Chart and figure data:
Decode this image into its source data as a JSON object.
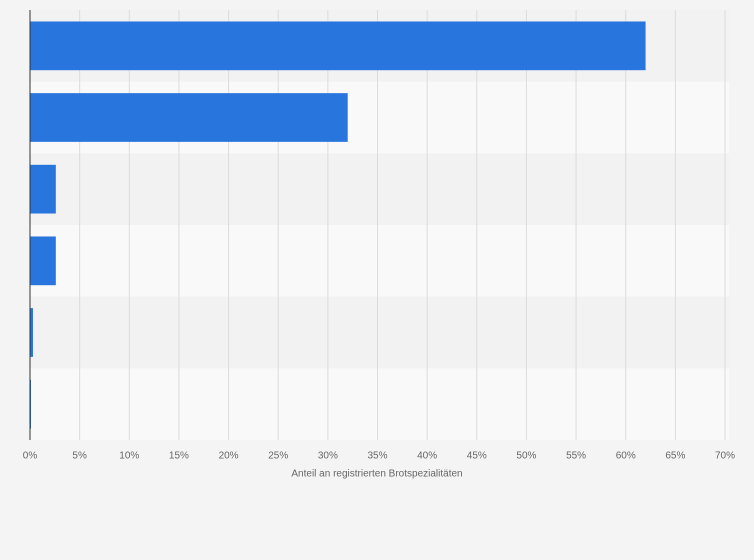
{
  "chart_data": {
    "type": "hbar",
    "xlabel": "Anteil an registrierten Brotspezialitäten",
    "categories": [
      null,
      null,
      null,
      null,
      null,
      null
    ],
    "values": [
      62,
      32,
      2.6,
      2.6,
      0.3,
      0.1
    ],
    "color": "#2876dd",
    "xlim": [
      0,
      70
    ],
    "xticks": [
      {
        "value": 0,
        "label": "0%"
      },
      {
        "value": 5,
        "label": "5%"
      },
      {
        "value": 10,
        "label": "10%"
      },
      {
        "value": 15,
        "label": "15%"
      },
      {
        "value": 20,
        "label": "20%"
      },
      {
        "value": 25,
        "label": "25%"
      },
      {
        "value": 30,
        "label": "30%"
      },
      {
        "value": 35,
        "label": "35%"
      },
      {
        "value": 40,
        "label": "40%"
      },
      {
        "value": 45,
        "label": "45%"
      },
      {
        "value": 50,
        "label": "50%"
      },
      {
        "value": 55,
        "label": "55%"
      },
      {
        "value": 60,
        "label": "60%"
      },
      {
        "value": 65,
        "label": "65%"
      },
      {
        "value": 70,
        "label": "70%"
      }
    ],
    "grid": true
  }
}
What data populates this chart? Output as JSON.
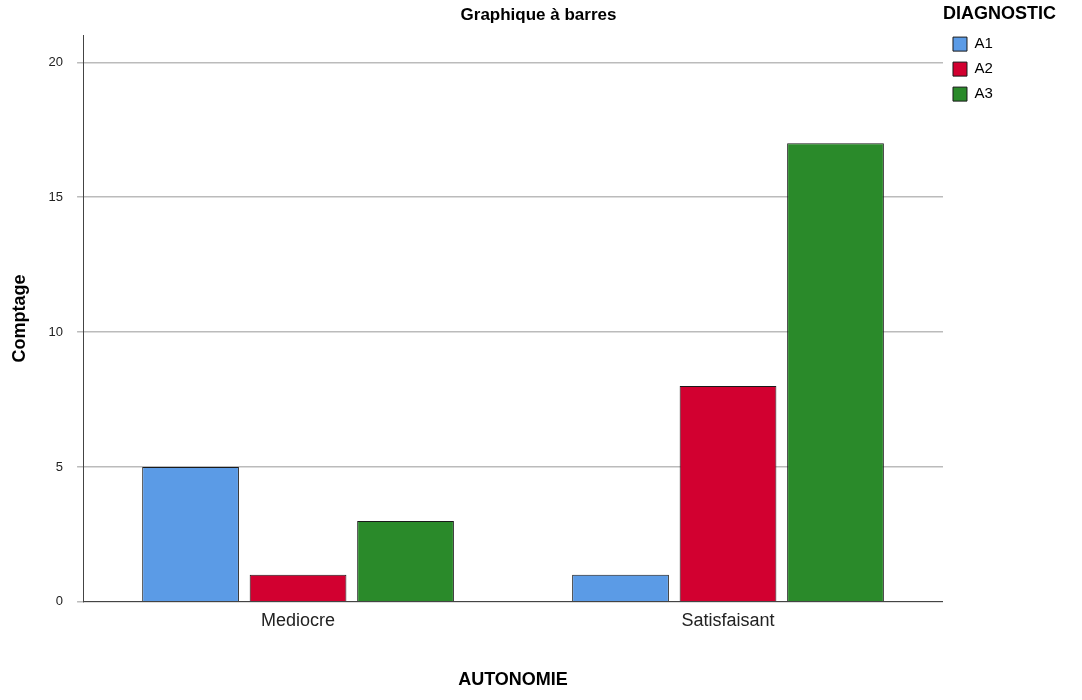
{
  "chart_data": {
    "type": "bar",
    "title": "Graphique à barres",
    "xlabel": "AUTONOMIE",
    "ylabel": "Comptage",
    "legend_title": "DIAGNOSTIC",
    "categories": [
      "Mediocre",
      "Satisfaisant"
    ],
    "series": [
      {
        "name": "A1",
        "color": "#5b9be6",
        "values": [
          5,
          1
        ]
      },
      {
        "name": "A2",
        "color": "#d20030",
        "values": [
          1,
          8
        ]
      },
      {
        "name": "A3",
        "color": "#2a8a2a",
        "values": [
          3,
          17
        ]
      }
    ],
    "ylim": [
      0,
      21
    ],
    "yticks": [
      0,
      5,
      10,
      15,
      20
    ],
    "grid": "y",
    "legend": "top right"
  }
}
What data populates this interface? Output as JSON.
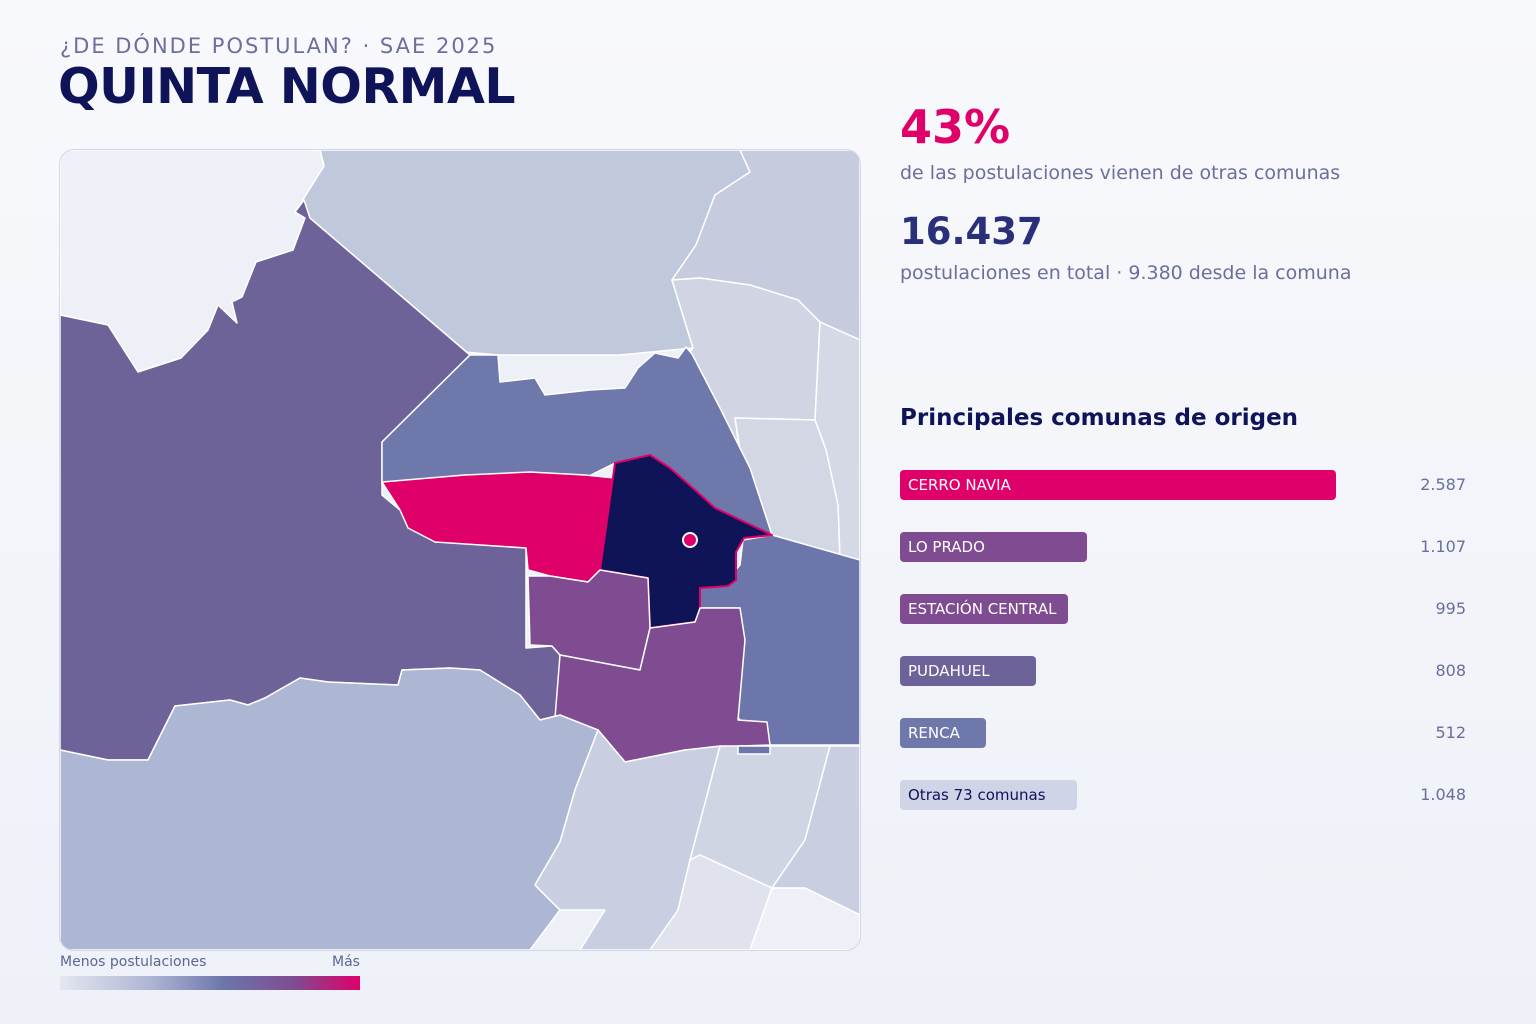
{
  "header": {
    "kicker": "¿DE DÓNDE POSTULAN? · SAE 2025",
    "title": "QUINTA NORMAL"
  },
  "stats": {
    "pct_value": "43%",
    "pct_caption": "de las postulaciones vienen de otras comunas",
    "total_value": "16.437",
    "total_caption": "postulaciones en total · 9.380 desde la comuna"
  },
  "legend": {
    "low_label": "Menos postulaciones",
    "high_label": "Más"
  },
  "colors": {
    "highlight": "#df0069",
    "selected_commune": "#0f1358",
    "lo_prado": "#7f4c92",
    "pudahuel": "#6e6399",
    "renca": "#6e78aa",
    "otras": "#cfd4e6"
  },
  "chart_data": {
    "type": "bar",
    "title": "Principales comunas de origen",
    "orientation": "horizontal",
    "categories": [
      "CERRO NAVIA",
      "LO PRADO",
      "ESTACIÓN CENTRAL",
      "PUDAHUEL",
      "RENCA",
      "Otras 73 comunas"
    ],
    "values": [
      2587,
      1107,
      995,
      808,
      512,
      1048
    ],
    "value_labels": [
      "2.587",
      "1.107",
      "995",
      "808",
      "512",
      "1.048"
    ],
    "bar_colors": [
      "#df0069",
      "#7f4c92",
      "#7f4c92",
      "#6e6399",
      "#6e78aa",
      "#cfd4e6"
    ],
    "label_colors": [
      "#ffffff",
      "#ffffff",
      "#ffffff",
      "#ffffff",
      "#ffffff",
      "#0f1358"
    ],
    "xlim": [
      0,
      2587
    ]
  }
}
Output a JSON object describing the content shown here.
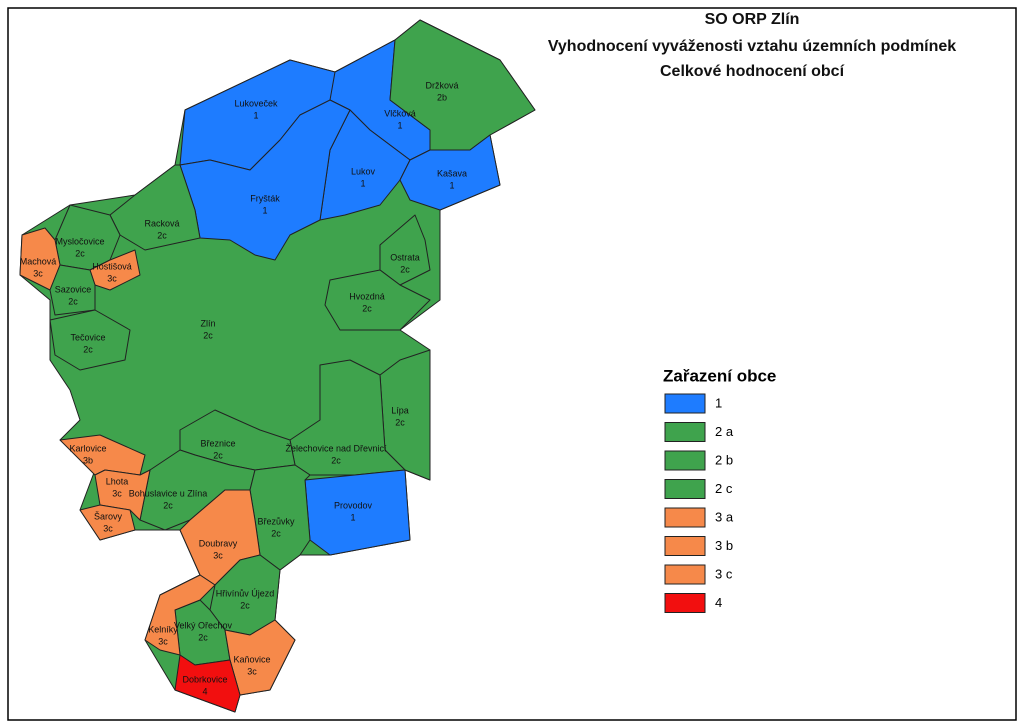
{
  "header": {
    "title": [
      "SO ORP Zlín",
      "Vyhodnocení vyváženosti vztahu územních podmínek",
      "Celkové hodnocení obcí"
    ]
  },
  "legend": {
    "title": "Zařazení obce",
    "items": [
      {
        "label": "1",
        "color": "#1e7cff"
      },
      {
        "label": "2 a",
        "color": "#3fa34d"
      },
      {
        "label": "2 b",
        "color": "#3fa34d"
      },
      {
        "label": "2 c",
        "color": "#3fa34d"
      },
      {
        "label": "3 a",
        "color": "#f6894a"
      },
      {
        "label": "3 b",
        "color": "#f6894a"
      },
      {
        "label": "3 c",
        "color": "#f6894a"
      },
      {
        "label": "4",
        "color": "#f20f0f"
      }
    ]
  },
  "regions": [
    {
      "name": "Zlín",
      "class": "2c",
      "color": "#3fa34d"
    },
    {
      "name": "Lukoveček",
      "class": "1",
      "color": "#1e7cff"
    },
    {
      "name": "Vlčková",
      "class": "1",
      "color": "#1e7cff"
    },
    {
      "name": "Držková",
      "class": "2b",
      "color": "#3fa34d"
    },
    {
      "name": "Lukov",
      "class": "1",
      "color": "#1e7cff"
    },
    {
      "name": "Kašava",
      "class": "1",
      "color": "#1e7cff"
    },
    {
      "name": "Fryšták",
      "class": "1",
      "color": "#1e7cff"
    },
    {
      "name": "Racková",
      "class": "2c",
      "color": "#3fa34d"
    },
    {
      "name": "Mysločovice",
      "class": "2c",
      "color": "#3fa34d"
    },
    {
      "name": "Machová",
      "class": "3c",
      "color": "#f6894a"
    },
    {
      "name": "Hostišová",
      "class": "3c",
      "color": "#f6894a"
    },
    {
      "name": "Sazovice",
      "class": "2c",
      "color": "#3fa34d"
    },
    {
      "name": "Tečovice",
      "class": "2c",
      "color": "#3fa34d"
    },
    {
      "name": "Ostrata",
      "class": "2c",
      "color": "#3fa34d"
    },
    {
      "name": "Hvozdná",
      "class": "2c",
      "color": "#3fa34d"
    },
    {
      "name": "Lípa",
      "class": "2c",
      "color": "#3fa34d"
    },
    {
      "name": "Želechovice nad Dřevnicí",
      "class": "2c",
      "color": "#3fa34d"
    },
    {
      "name": "Provodov",
      "class": "1",
      "color": "#1e7cff"
    },
    {
      "name": "Březnice",
      "class": "2c",
      "color": "#3fa34d"
    },
    {
      "name": "Bohuslavice u Zlína",
      "class": "2c",
      "color": "#3fa34d"
    },
    {
      "name": "Karlovice",
      "class": "3b",
      "color": "#f6894a"
    },
    {
      "name": "Lhota",
      "class": "3c",
      "color": "#f6894a"
    },
    {
      "name": "Šarovy",
      "class": "3c",
      "color": "#f6894a"
    },
    {
      "name": "Březůvky",
      "class": "2c",
      "color": "#3fa34d"
    },
    {
      "name": "Doubravy",
      "class": "3c",
      "color": "#f6894a"
    },
    {
      "name": "Hřivínův Újezd",
      "class": "2c",
      "color": "#3fa34d"
    },
    {
      "name": "Velký Ořechov",
      "class": "2c",
      "color": "#3fa34d"
    },
    {
      "name": "Kelníky",
      "class": "3c",
      "color": "#f6894a"
    },
    {
      "name": "Kaňovice",
      "class": "3c",
      "color": "#f6894a"
    },
    {
      "name": "Dobrkovice",
      "class": "4",
      "color": "#f20f0f"
    }
  ]
}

EXERCISE BRIEF: Tally up the lines holding the string "populates" in this listing, and report the total alone.

FINAL RESULT: 2